**Work instructions**
From the listing that follows, extract every line and set it down unaltered.

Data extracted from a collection
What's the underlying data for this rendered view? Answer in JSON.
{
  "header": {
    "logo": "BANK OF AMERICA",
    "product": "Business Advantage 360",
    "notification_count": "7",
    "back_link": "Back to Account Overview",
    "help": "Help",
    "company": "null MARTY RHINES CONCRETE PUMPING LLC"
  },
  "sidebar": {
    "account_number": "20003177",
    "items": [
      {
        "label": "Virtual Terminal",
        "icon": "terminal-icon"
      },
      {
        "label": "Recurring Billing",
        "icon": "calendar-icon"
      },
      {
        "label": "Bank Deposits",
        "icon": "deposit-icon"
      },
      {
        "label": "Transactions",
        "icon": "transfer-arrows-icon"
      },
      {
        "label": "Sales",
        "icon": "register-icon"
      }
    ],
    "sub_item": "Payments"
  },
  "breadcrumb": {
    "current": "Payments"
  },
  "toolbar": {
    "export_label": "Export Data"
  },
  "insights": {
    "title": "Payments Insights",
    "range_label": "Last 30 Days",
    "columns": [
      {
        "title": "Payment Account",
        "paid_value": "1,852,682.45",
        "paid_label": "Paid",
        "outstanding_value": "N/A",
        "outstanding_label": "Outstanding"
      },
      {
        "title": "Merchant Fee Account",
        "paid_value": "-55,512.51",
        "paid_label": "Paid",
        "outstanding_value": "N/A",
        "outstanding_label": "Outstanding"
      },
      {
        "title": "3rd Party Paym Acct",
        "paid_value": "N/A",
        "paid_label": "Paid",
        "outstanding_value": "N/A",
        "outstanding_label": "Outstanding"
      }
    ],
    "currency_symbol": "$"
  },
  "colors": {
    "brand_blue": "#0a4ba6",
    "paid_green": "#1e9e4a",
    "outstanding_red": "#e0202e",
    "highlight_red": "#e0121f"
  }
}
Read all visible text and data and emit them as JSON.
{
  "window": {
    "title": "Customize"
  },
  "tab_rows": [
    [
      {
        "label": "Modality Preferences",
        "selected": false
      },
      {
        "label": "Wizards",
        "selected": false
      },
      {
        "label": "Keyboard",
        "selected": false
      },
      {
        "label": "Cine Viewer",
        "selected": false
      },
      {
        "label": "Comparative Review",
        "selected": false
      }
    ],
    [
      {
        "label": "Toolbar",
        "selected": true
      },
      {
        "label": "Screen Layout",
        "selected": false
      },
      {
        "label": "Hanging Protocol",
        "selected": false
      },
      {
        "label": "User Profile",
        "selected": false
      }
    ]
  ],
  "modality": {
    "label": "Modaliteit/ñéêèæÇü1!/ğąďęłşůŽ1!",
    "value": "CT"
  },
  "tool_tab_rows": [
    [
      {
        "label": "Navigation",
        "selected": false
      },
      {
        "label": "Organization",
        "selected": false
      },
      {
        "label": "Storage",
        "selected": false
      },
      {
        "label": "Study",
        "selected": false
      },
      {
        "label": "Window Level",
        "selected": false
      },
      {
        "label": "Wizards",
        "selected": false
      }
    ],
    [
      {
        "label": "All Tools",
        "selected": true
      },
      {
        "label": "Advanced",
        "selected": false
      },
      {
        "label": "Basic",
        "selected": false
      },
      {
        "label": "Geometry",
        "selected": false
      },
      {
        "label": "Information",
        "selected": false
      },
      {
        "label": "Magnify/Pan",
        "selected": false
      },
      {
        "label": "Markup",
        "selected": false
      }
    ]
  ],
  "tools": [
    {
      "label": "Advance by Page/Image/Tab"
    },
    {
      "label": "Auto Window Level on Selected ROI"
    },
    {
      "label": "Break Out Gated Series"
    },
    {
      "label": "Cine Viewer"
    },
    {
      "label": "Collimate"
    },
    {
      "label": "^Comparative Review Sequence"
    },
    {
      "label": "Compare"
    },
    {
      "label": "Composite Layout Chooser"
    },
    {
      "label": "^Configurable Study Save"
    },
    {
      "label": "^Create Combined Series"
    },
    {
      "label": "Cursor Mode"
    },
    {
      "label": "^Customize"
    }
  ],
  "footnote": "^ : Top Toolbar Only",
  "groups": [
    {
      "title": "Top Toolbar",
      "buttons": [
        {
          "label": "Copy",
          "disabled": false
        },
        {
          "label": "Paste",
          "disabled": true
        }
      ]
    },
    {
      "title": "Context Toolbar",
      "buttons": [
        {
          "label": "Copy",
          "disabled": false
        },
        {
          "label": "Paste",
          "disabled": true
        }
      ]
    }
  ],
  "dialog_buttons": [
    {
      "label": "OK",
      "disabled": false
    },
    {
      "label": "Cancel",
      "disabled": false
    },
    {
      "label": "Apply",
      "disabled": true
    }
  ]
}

**Completed exercise**
What's the underlying data for this rendered view? Answer in JSON.
{
  "header": {
    "logo": "BANK OF AMERICA",
    "product": "Business Advantage 360",
    "notification_count": "7",
    "back_link": "Back to Account Overview",
    "help": "Help",
    "company": "null MARTY RHINES CONCRETE PUMPING LLC"
  },
  "sidebar": {
    "account_number": "20003177",
    "items": [
      {
        "label": "Virtual Terminal",
        "icon": "terminal-icon"
      },
      {
        "label": "Recurring Billing",
        "icon": "calendar-icon"
      },
      {
        "label": "Bank Deposits",
        "icon": "deposit-icon"
      },
      {
        "label": "Transactions",
        "icon": "transfer-arrows-icon"
      },
      {
        "label": "Sales",
        "icon": "register-icon"
      }
    ],
    "sub_item": "Payments"
  },
  "breadcrumb": {
    "current": "Payments"
  },
  "toolbar": {
    "export_label": "Export Data"
  },
  "insights": {
    "title": "Payments Insights",
    "range_label": "Last 30 Days",
    "columns": [
      {
        "title": "Payment Account",
        "paid_value": "1,852,682.45",
        "paid_label": "Paid",
        "outstanding_value": "N/A",
        "outstanding_label": "Outstanding"
      },
      {
        "title": "Merchant Fee Account",
        "paid_value": "-55,512.51",
        "paid_label": "Paid",
        "outstanding_value": "N/A",
        "outstanding_label": "Outstanding"
      },
      {
        "title": "3rd Party Paym Acct",
        "paid_value": "N/A",
        "paid_label": "Paid",
        "outstanding_value": "N/A",
        "outstanding_label": "Outstanding"
      }
    ],
    "currency_symbol": "$"
  },
  "colors": {
    "brand_blue": "#0a4ba6",
    "paid_green": "#1e9e4a",
    "outstanding_red": "#e0202e",
    "highlight_red": "#e0121f"
  }
}
Read all visible text and data and emit them as JSON.
{
  "window": {
    "title": "Customize"
  },
  "tab_rows": [
    [
      {
        "label": "Modality Preferences",
        "selected": false
      },
      {
        "label": "Wizards",
        "selected": false
      },
      {
        "label": "Keyboard",
        "selected": false
      },
      {
        "label": "Cine Viewer",
        "selected": false
      },
      {
        "label": "Comparative Review",
        "selected": false
      }
    ],
    [
      {
        "label": "Toolbar",
        "selected": true
      },
      {
        "label": "Screen Layout",
        "selected": false
      },
      {
        "label": "Hanging Protocol",
        "selected": false
      },
      {
        "label": "User Profile",
        "selected": false
      }
    ]
  ],
  "modality": {
    "label": "Modaliteit/ñéêèæÇü1!/ğąďęłşůŽ1!",
    "value": "CT"
  },
  "tool_tab_rows": [
    [
      {
        "label": "Navigation",
        "selected": false
      },
      {
        "label": "Organization",
        "selected": false
      },
      {
        "label": "Storage",
        "selected": false
      },
      {
        "label": "Study",
        "selected": false
      },
      {
        "label": "Window Level",
        "selected": false
      },
      {
        "label": "Wizards",
        "selected": false
      }
    ],
    [
      {
        "label": "All Tools",
        "selected": true
      },
      {
        "label": "Advanced",
        "selected": false
      },
      {
        "label": "Basic",
        "selected": false
      },
      {
        "label": "Geometry",
        "selected": false
      },
      {
        "label": "Information",
        "selected": false
      },
      {
        "label": "Magnify/Pan",
        "selected": false
      },
      {
        "label": "Markup",
        "selected": false
      }
    ]
  ],
  "tools": [
    {
      "label": "Advance by Page/Image/Tab"
    },
    {
      "label": "Auto Window Level on Selected ROI"
    },
    {
      "label": "Break Out Gated Series"
    },
    {
      "label": "Cine Viewer"
    },
    {
      "label": "Collimate"
    },
    {
      "label": "^Comparative Review Sequence"
    },
    {
      "label": "Compare"
    },
    {
      "label": "Composite Layout Chooser"
    },
    {
      "label": "^Configurable Study Save"
    },
    {
      "label": "^Create Combined Series"
    },
    {
      "label": "Cursor Mode"
    },
    {
      "label": "^Customize"
    }
  ],
  "footnote": "^ : Top Toolbar Only",
  "groups": [
    {
      "title": "Top Toolbar",
      "buttons": [
        {
          "label": "Copy",
          "disabled": false
        },
        {
          "label": "Paste",
          "disabled": true
        }
      ]
    },
    {
      "title": "Context Toolbar",
      "buttons": [
        {
          "label": "Copy",
          "disabled": false
        },
        {
          "label": "Paste",
          "disabled": true
        }
      ]
    }
  ],
  "dialog_buttons": [
    {
      "label": "OK",
      "disabled": false
    },
    {
      "label": "Cancel",
      "disabled": false
    },
    {
      "label": "Apply",
      "disabled": true
    }
  ]
}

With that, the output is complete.